Exercise
Transcribe the material in full. Nothing should differ except that the pictures are left out.

Source records
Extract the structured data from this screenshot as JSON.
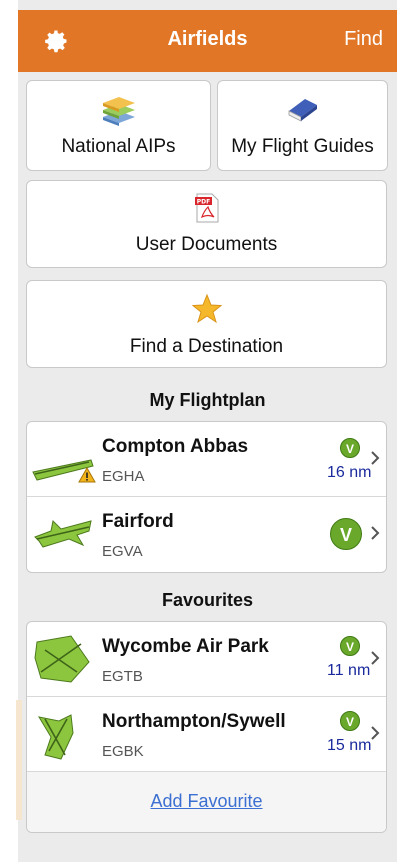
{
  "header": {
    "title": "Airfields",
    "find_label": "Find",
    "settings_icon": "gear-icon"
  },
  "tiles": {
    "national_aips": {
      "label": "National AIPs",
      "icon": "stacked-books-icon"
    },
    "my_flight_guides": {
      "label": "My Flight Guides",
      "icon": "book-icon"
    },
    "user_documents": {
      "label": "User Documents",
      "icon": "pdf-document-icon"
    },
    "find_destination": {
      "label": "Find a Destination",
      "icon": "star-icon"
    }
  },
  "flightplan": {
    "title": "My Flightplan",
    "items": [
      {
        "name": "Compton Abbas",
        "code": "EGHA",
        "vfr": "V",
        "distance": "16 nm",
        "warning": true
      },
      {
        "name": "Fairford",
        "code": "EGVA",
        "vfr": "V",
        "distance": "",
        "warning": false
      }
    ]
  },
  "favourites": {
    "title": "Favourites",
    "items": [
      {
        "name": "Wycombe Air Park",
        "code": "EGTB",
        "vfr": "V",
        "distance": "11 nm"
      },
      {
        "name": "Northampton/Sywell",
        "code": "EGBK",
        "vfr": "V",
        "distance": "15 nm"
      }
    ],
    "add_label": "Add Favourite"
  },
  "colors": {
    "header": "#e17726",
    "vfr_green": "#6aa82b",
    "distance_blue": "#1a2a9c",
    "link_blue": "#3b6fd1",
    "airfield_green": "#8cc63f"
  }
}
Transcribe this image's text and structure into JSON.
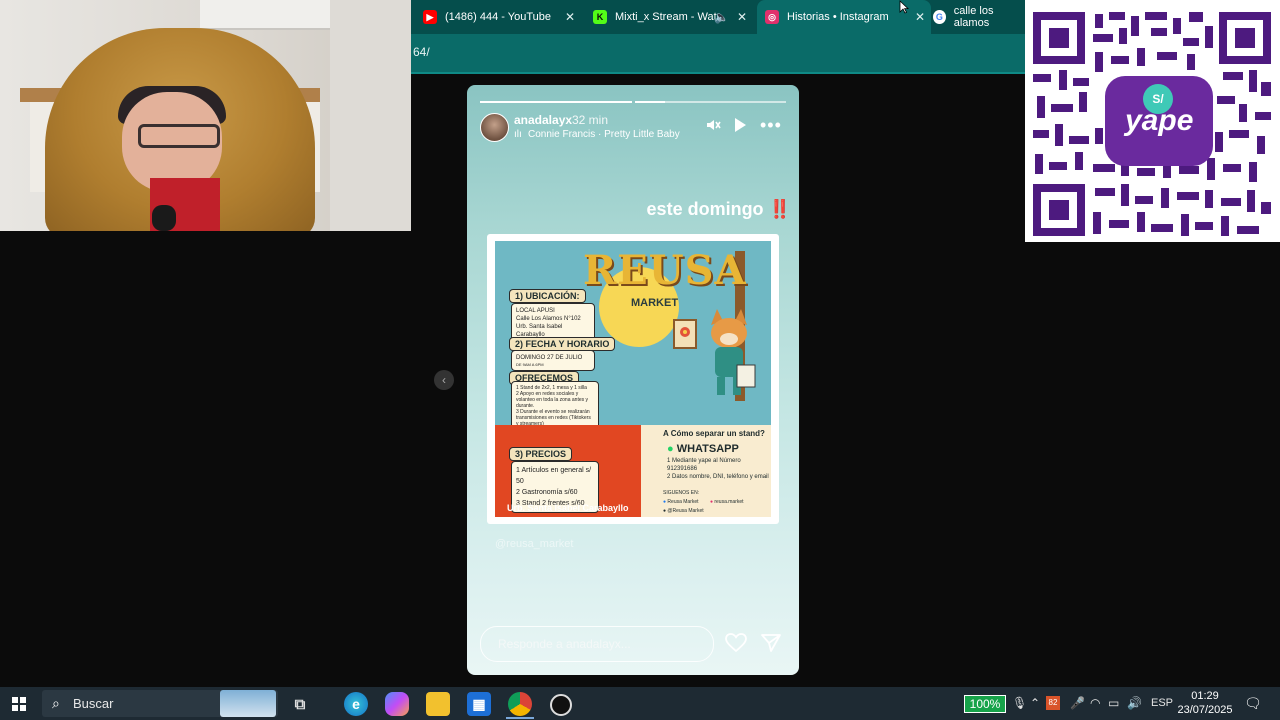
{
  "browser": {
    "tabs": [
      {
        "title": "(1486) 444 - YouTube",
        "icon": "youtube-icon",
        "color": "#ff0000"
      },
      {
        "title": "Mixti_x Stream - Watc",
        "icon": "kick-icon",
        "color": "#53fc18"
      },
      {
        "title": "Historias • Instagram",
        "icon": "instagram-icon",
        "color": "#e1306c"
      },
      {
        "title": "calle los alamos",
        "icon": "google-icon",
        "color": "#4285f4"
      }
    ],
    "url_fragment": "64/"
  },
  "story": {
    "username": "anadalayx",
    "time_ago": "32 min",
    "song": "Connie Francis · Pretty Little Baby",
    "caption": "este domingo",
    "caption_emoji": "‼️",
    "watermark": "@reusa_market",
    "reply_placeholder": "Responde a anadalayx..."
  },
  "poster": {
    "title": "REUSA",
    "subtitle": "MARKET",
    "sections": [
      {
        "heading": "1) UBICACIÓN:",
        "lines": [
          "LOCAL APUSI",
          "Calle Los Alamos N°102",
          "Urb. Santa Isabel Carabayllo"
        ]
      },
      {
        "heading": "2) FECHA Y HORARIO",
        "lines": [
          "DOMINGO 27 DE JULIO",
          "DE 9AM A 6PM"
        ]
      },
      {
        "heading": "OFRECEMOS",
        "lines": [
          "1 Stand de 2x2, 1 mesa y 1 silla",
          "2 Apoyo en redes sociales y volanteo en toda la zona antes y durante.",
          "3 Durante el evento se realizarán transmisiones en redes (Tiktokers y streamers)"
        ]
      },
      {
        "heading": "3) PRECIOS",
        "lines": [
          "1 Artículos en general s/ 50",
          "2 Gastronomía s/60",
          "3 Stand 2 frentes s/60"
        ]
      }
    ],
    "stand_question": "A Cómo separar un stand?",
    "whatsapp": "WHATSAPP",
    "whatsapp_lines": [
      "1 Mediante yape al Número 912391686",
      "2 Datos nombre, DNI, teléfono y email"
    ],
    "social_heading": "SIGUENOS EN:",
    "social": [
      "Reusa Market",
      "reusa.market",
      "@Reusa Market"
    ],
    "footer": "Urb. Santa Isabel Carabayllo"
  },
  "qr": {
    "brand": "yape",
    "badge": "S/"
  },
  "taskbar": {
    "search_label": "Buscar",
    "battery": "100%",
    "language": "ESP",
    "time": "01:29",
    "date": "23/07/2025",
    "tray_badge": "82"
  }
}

In response
Extract the structured data from this screenshot as JSON.
{
  "header": {
    "title": "Airfields",
    "find_label": "Find",
    "settings_icon": "gear-icon"
  },
  "tiles": {
    "national_aips": {
      "label": "National AIPs",
      "icon": "stacked-books-icon"
    },
    "my_flight_guides": {
      "label": "My Flight Guides",
      "icon": "book-icon"
    },
    "user_documents": {
      "label": "User Documents",
      "icon": "pdf-document-icon"
    },
    "find_destination": {
      "label": "Find a Destination",
      "icon": "star-icon"
    }
  },
  "flightplan": {
    "title": "My Flightplan",
    "items": [
      {
        "name": "Compton Abbas",
        "code": "EGHA",
        "vfr": "V",
        "distance": "16 nm",
        "warning": true
      },
      {
        "name": "Fairford",
        "code": "EGVA",
        "vfr": "V",
        "distance": "",
        "warning": false
      }
    ]
  },
  "favourites": {
    "title": "Favourites",
    "items": [
      {
        "name": "Wycombe Air Park",
        "code": "EGTB",
        "vfr": "V",
        "distance": "11 nm"
      },
      {
        "name": "Northampton/Sywell",
        "code": "EGBK",
        "vfr": "V",
        "distance": "15 nm"
      }
    ],
    "add_label": "Add Favourite"
  },
  "colors": {
    "header": "#e17726",
    "vfr_green": "#6aa82b",
    "distance_blue": "#1a2a9c",
    "link_blue": "#3b6fd1",
    "airfield_green": "#8cc63f"
  }
}
Transcribe this image's text and structure into JSON.
{
  "browser": {
    "tabs": [
      {
        "title": "(1486) 444 - YouTube",
        "icon": "youtube-icon",
        "color": "#ff0000"
      },
      {
        "title": "Mixti_x Stream - Watc",
        "icon": "kick-icon",
        "color": "#53fc18"
      },
      {
        "title": "Historias • Instagram",
        "icon": "instagram-icon",
        "color": "#e1306c"
      },
      {
        "title": "calle los alamos",
        "icon": "google-icon",
        "color": "#4285f4"
      }
    ],
    "url_fragment": "64/"
  },
  "story": {
    "username": "anadalayx",
    "time_ago": "32 min",
    "song": "Connie Francis · Pretty Little Baby",
    "caption": "este domingo",
    "caption_emoji": "‼️",
    "watermark": "@reusa_market",
    "reply_placeholder": "Responde a anadalayx..."
  },
  "poster": {
    "title": "REUSA",
    "subtitle": "MARKET",
    "sections": [
      {
        "heading": "1) UBICACIÓN:",
        "lines": [
          "LOCAL APUSI",
          "Calle Los Alamos N°102",
          "Urb. Santa Isabel Carabayllo"
        ]
      },
      {
        "heading": "2) FECHA Y HORARIO",
        "lines": [
          "DOMINGO 27 DE JULIO",
          "DE 9AM A 6PM"
        ]
      },
      {
        "heading": "OFRECEMOS",
        "lines": [
          "1 Stand de 2x2, 1 mesa y 1 silla",
          "2 Apoyo en redes sociales y volanteo en toda la zona antes y durante.",
          "3 Durante el evento se realizarán transmisiones en redes (Tiktokers y streamers)"
        ]
      },
      {
        "heading": "3) PRECIOS",
        "lines": [
          "1 Artículos en general s/ 50",
          "2 Gastronomía s/60",
          "3 Stand 2 frentes s/60"
        ]
      }
    ],
    "stand_question": "A Cómo separar un stand?",
    "whatsapp": "WHATSAPP",
    "whatsapp_lines": [
      "1 Mediante yape al Número 912391686",
      "2 Datos nombre, DNI, teléfono y email"
    ],
    "social_heading": "SIGUENOS EN:",
    "social": [
      "Reusa Market",
      "reusa.market",
      "@Reusa Market"
    ],
    "footer": "Urb. Santa Isabel Carabayllo"
  },
  "qr": {
    "brand": "yape",
    "badge": "S/"
  },
  "taskbar": {
    "search_label": "Buscar",
    "battery": "100%",
    "language": "ESP",
    "time": "01:29",
    "date": "23/07/2025",
    "tray_badge": "82"
  }
}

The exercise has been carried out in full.